▸ What to do:
Reproduce the entries below in full, word for word.

▸ The data:
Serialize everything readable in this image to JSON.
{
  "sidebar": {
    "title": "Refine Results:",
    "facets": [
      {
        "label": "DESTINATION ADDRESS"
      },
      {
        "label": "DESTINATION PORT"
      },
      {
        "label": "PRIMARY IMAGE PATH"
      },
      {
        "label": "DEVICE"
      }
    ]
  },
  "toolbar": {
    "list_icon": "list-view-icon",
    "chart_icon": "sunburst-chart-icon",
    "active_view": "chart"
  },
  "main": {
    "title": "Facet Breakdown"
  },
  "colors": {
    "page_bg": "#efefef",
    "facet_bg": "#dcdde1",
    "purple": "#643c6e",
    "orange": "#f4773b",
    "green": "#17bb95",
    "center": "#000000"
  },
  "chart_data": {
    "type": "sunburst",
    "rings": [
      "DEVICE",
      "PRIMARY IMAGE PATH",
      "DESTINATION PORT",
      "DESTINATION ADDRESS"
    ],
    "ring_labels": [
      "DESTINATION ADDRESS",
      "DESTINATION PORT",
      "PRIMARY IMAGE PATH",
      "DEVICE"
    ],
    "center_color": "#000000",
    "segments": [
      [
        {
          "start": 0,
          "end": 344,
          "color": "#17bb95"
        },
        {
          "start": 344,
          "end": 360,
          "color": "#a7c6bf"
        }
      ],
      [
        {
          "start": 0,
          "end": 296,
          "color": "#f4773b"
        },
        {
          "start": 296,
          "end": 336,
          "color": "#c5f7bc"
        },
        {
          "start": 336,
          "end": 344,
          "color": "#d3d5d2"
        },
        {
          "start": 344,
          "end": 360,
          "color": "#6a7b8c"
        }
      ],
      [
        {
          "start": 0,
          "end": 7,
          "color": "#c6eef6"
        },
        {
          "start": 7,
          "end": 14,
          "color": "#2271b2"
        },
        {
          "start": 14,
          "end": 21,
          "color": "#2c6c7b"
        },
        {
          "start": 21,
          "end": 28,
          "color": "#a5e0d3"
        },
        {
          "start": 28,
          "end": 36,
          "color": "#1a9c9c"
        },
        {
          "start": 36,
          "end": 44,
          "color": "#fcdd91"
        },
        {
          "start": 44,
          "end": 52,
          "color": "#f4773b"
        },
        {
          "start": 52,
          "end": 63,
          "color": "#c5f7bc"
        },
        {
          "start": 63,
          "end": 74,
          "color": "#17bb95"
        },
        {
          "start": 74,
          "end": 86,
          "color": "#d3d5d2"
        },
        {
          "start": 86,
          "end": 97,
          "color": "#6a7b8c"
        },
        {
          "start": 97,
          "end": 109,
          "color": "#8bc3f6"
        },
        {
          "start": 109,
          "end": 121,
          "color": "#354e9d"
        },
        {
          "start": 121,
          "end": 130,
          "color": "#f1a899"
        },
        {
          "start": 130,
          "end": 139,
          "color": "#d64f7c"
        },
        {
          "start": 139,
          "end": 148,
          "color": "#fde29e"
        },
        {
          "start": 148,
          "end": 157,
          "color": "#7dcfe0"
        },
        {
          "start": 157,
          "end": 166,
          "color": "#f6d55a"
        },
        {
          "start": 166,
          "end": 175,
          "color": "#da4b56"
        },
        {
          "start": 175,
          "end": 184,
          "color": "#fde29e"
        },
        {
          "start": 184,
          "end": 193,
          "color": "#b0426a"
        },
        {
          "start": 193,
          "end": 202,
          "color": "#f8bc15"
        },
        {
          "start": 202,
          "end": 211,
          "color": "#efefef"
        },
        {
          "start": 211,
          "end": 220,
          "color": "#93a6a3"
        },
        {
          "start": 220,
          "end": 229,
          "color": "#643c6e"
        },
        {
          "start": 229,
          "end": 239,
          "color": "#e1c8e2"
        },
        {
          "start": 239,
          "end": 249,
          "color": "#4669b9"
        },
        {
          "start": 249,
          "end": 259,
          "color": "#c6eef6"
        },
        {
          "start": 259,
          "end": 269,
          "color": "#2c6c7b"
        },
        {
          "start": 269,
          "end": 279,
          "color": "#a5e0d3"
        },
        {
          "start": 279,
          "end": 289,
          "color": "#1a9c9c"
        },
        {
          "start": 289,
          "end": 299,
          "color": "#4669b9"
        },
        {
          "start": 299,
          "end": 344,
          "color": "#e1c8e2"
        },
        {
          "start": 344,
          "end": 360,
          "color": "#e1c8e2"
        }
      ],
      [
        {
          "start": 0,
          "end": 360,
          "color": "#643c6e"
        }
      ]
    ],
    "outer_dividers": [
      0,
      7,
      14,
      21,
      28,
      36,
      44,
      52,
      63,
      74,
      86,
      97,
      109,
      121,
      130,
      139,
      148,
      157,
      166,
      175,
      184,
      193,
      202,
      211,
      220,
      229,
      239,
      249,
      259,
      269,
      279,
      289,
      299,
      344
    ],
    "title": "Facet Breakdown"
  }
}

▸ Output:
Serialize everything readable in this image to JSON.
{
  "sidebar": {
    "title": "Refine Results:",
    "facets": [
      {
        "label": "DESTINATION ADDRESS"
      },
      {
        "label": "DESTINATION PORT"
      },
      {
        "label": "PRIMARY IMAGE PATH"
      },
      {
        "label": "DEVICE"
      }
    ]
  },
  "toolbar": {
    "list_icon": "list-view-icon",
    "chart_icon": "sunburst-chart-icon",
    "active_view": "chart"
  },
  "main": {
    "title": "Facet Breakdown"
  },
  "colors": {
    "page_bg": "#efefef",
    "facet_bg": "#dcdde1",
    "purple": "#643c6e",
    "orange": "#f4773b",
    "green": "#17bb95",
    "center": "#000000"
  },
  "chart_data": {
    "type": "sunburst",
    "rings": [
      "DEVICE",
      "PRIMARY IMAGE PATH",
      "DESTINATION PORT",
      "DESTINATION ADDRESS"
    ],
    "ring_labels": [
      "DESTINATION ADDRESS",
      "DESTINATION PORT",
      "PRIMARY IMAGE PATH",
      "DEVICE"
    ],
    "center_color": "#000000",
    "segments": [
      [
        {
          "start": 0,
          "end": 344,
          "color": "#17bb95"
        },
        {
          "start": 344,
          "end": 360,
          "color": "#a7c6bf"
        }
      ],
      [
        {
          "start": 0,
          "end": 296,
          "color": "#f4773b"
        },
        {
          "start": 296,
          "end": 336,
          "color": "#c5f7bc"
        },
        {
          "start": 336,
          "end": 344,
          "color": "#d3d5d2"
        },
        {
          "start": 344,
          "end": 360,
          "color": "#6a7b8c"
        }
      ],
      [
        {
          "start": 0,
          "end": 7,
          "color": "#c6eef6"
        },
        {
          "start": 7,
          "end": 14,
          "color": "#2271b2"
        },
        {
          "start": 14,
          "end": 21,
          "color": "#2c6c7b"
        },
        {
          "start": 21,
          "end": 28,
          "color": "#a5e0d3"
        },
        {
          "start": 28,
          "end": 36,
          "color": "#1a9c9c"
        },
        {
          "start": 36,
          "end": 44,
          "color": "#fcdd91"
        },
        {
          "start": 44,
          "end": 52,
          "color": "#f4773b"
        },
        {
          "start": 52,
          "end": 63,
          "color": "#c5f7bc"
        },
        {
          "start": 63,
          "end": 74,
          "color": "#17bb95"
        },
        {
          "start": 74,
          "end": 86,
          "color": "#d3d5d2"
        },
        {
          "start": 86,
          "end": 97,
          "color": "#6a7b8c"
        },
        {
          "start": 97,
          "end": 109,
          "color": "#8bc3f6"
        },
        {
          "start": 109,
          "end": 121,
          "color": "#354e9d"
        },
        {
          "start": 121,
          "end": 130,
          "color": "#f1a899"
        },
        {
          "start": 130,
          "end": 139,
          "color": "#d64f7c"
        },
        {
          "start": 139,
          "end": 148,
          "color": "#fde29e"
        },
        {
          "start": 148,
          "end": 157,
          "color": "#7dcfe0"
        },
        {
          "start": 157,
          "end": 166,
          "color": "#f6d55a"
        },
        {
          "start": 166,
          "end": 175,
          "color": "#da4b56"
        },
        {
          "start": 175,
          "end": 184,
          "color": "#fde29e"
        },
        {
          "start": 184,
          "end": 193,
          "color": "#b0426a"
        },
        {
          "start": 193,
          "end": 202,
          "color": "#f8bc15"
        },
        {
          "start": 202,
          "end": 211,
          "color": "#efefef"
        },
        {
          "start": 211,
          "end": 220,
          "color": "#93a6a3"
        },
        {
          "start": 220,
          "end": 229,
          "color": "#643c6e"
        },
        {
          "start": 229,
          "end": 239,
          "color": "#e1c8e2"
        },
        {
          "start": 239,
          "end": 249,
          "color": "#4669b9"
        },
        {
          "start": 249,
          "end": 259,
          "color": "#c6eef6"
        },
        {
          "start": 259,
          "end": 269,
          "color": "#2c6c7b"
        },
        {
          "start": 269,
          "end": 279,
          "color": "#a5e0d3"
        },
        {
          "start": 279,
          "end": 289,
          "color": "#1a9c9c"
        },
        {
          "start": 289,
          "end": 299,
          "color": "#4669b9"
        },
        {
          "start": 299,
          "end": 344,
          "color": "#e1c8e2"
        },
        {
          "start": 344,
          "end": 360,
          "color": "#e1c8e2"
        }
      ],
      [
        {
          "start": 0,
          "end": 360,
          "color": "#643c6e"
        }
      ]
    ],
    "outer_dividers": [
      0,
      7,
      14,
      21,
      28,
      36,
      44,
      52,
      63,
      74,
      86,
      97,
      109,
      121,
      130,
      139,
      148,
      157,
      166,
      175,
      184,
      193,
      202,
      211,
      220,
      229,
      239,
      249,
      259,
      269,
      279,
      289,
      299,
      344
    ],
    "title": "Facet Breakdown"
  }
}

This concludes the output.